►

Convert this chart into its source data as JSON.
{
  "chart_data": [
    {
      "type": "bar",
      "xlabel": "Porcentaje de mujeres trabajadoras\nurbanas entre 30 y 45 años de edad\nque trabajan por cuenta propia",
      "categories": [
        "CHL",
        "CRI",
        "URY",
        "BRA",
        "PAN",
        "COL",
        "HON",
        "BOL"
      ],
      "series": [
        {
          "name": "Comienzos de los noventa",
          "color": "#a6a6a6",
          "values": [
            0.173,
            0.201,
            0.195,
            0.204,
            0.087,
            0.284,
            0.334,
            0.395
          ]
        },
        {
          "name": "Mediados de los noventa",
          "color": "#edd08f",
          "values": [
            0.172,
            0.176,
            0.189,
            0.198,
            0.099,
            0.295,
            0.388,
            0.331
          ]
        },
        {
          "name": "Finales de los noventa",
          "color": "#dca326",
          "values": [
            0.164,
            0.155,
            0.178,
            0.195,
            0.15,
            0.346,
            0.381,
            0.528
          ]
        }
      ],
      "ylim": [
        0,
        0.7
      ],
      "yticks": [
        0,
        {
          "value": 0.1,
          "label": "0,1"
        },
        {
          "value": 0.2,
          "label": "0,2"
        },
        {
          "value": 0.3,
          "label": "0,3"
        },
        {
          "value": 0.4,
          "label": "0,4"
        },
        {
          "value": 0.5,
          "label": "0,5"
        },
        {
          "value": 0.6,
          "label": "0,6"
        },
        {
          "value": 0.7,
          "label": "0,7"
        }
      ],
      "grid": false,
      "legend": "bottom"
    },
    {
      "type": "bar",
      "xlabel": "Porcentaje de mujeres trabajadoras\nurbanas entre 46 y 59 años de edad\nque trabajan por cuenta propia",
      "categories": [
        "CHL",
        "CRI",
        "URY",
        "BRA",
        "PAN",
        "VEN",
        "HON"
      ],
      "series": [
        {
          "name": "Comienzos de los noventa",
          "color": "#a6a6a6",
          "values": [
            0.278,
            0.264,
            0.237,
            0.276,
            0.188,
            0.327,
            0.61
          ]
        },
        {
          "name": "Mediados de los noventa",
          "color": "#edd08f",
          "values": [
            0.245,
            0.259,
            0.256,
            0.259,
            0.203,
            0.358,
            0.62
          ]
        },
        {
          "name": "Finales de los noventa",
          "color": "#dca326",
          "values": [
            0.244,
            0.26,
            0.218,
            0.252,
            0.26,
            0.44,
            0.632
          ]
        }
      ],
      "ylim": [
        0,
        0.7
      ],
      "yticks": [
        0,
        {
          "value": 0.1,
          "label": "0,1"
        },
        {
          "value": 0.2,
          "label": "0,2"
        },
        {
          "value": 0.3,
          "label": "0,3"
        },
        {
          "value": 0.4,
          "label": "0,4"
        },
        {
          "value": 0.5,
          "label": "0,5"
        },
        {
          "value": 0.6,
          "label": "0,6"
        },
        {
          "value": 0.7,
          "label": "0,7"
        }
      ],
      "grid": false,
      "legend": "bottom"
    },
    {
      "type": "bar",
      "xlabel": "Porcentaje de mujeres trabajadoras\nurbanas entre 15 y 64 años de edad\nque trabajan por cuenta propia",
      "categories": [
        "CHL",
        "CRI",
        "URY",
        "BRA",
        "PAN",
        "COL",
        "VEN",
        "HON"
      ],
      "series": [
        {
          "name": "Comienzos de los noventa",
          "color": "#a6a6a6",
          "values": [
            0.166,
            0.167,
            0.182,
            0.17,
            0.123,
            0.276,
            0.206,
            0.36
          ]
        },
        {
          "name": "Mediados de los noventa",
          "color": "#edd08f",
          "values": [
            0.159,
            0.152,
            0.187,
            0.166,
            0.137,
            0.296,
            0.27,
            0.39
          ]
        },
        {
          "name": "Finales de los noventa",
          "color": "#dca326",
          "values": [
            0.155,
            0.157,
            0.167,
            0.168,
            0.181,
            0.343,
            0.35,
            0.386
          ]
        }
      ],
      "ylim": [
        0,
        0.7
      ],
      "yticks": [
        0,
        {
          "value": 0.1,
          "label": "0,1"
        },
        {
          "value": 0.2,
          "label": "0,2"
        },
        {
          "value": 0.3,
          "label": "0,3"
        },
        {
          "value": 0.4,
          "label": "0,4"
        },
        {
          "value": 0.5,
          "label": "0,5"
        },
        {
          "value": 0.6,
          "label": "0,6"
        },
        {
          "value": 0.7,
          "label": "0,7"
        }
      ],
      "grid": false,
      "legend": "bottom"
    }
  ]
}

◄

WHAT THE EXERCISE ASKS >> Whichever lines contain the string "años", select and copy them.

WORKED ANSWER >>
      "xlabel": "Porcentaje de mujeres trabajadoras\nurbanas entre 30 y 45 años de edad\nque trabajan por cuenta propia",
      "xlabel": "Porcentaje de mujeres trabajadoras\nurbanas entre 46 y 59 años de edad\nque trabajan por cuenta propia",
      "xlabel": "Porcentaje de mujeres trabajadoras\nurbanas entre 15 y 64 años de edad\nque trabajan por cuenta propia",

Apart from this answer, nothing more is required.